*Stored data*

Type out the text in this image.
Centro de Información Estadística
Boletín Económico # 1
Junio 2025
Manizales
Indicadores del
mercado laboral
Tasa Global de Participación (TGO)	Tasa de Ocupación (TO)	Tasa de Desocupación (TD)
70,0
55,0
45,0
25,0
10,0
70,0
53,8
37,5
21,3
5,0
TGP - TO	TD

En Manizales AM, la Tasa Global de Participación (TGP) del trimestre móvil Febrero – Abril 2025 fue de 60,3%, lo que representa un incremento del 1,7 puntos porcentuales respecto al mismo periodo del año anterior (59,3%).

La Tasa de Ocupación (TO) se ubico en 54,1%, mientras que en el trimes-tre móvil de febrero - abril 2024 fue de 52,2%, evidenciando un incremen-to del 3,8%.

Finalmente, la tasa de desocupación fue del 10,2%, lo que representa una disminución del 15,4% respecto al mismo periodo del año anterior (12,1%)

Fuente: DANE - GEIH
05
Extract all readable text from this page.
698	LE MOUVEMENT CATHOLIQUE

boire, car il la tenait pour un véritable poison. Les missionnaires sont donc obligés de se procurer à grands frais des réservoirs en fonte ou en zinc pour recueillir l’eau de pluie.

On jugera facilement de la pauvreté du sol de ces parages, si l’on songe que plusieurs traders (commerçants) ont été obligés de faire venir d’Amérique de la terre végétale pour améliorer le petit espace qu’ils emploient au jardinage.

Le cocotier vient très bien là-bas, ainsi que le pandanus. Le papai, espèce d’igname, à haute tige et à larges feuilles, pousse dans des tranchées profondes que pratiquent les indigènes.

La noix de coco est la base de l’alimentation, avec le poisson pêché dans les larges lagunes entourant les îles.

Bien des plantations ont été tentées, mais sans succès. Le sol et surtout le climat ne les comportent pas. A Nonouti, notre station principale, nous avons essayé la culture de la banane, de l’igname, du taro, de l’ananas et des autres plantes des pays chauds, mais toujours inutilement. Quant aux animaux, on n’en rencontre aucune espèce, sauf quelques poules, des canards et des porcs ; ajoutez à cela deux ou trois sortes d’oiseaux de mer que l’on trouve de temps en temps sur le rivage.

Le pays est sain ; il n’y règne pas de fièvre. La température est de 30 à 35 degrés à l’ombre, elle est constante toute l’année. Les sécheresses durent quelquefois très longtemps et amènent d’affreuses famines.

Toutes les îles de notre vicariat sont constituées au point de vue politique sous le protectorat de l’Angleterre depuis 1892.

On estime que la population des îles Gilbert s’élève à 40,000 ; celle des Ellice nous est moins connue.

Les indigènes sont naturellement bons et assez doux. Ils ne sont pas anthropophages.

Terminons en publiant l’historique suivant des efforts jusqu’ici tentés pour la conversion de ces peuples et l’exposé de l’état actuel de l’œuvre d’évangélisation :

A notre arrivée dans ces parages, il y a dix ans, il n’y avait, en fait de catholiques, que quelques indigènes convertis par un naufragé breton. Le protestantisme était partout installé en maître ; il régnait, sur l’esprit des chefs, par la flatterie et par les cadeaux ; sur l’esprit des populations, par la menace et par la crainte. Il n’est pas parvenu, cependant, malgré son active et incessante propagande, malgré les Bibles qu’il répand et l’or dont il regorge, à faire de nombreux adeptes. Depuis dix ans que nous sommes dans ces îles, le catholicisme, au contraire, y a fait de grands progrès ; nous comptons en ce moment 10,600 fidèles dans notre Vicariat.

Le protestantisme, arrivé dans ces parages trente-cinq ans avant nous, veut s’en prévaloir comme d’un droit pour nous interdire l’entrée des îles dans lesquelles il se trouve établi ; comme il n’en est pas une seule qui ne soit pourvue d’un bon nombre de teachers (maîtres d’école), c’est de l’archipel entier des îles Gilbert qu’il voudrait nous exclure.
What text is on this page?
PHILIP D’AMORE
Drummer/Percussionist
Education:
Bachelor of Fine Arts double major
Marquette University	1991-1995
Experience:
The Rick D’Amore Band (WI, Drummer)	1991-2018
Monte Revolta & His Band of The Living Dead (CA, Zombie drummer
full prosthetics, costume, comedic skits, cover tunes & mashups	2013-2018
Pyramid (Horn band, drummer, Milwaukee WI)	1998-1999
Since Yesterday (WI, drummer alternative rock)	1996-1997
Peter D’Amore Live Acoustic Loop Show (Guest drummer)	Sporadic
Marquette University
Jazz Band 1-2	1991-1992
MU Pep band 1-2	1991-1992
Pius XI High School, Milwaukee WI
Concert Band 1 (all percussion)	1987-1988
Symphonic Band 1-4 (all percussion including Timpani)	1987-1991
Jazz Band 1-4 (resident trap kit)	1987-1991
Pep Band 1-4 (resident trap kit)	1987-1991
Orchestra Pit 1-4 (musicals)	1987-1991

*What you are asked to do*
Which lines include "móvil"? Copy each of them out.

*Written reply*
En Manizales AM, la Tasa Global de Participación (TGP) del trimestre móvil Febrero – Abril 2025 fue de 60,3%, lo que representa un incremento del 1,7 puntos porcentuales respecto al mismo periodo del año anterior (59,3%).
La Tasa de Ocupación (TO) se ubico en 54,1%, mientras que en el trimes-tre móvil de febrero - abril 2024 fue de 52,2%, evidenciando un incremen-to del 3,8%.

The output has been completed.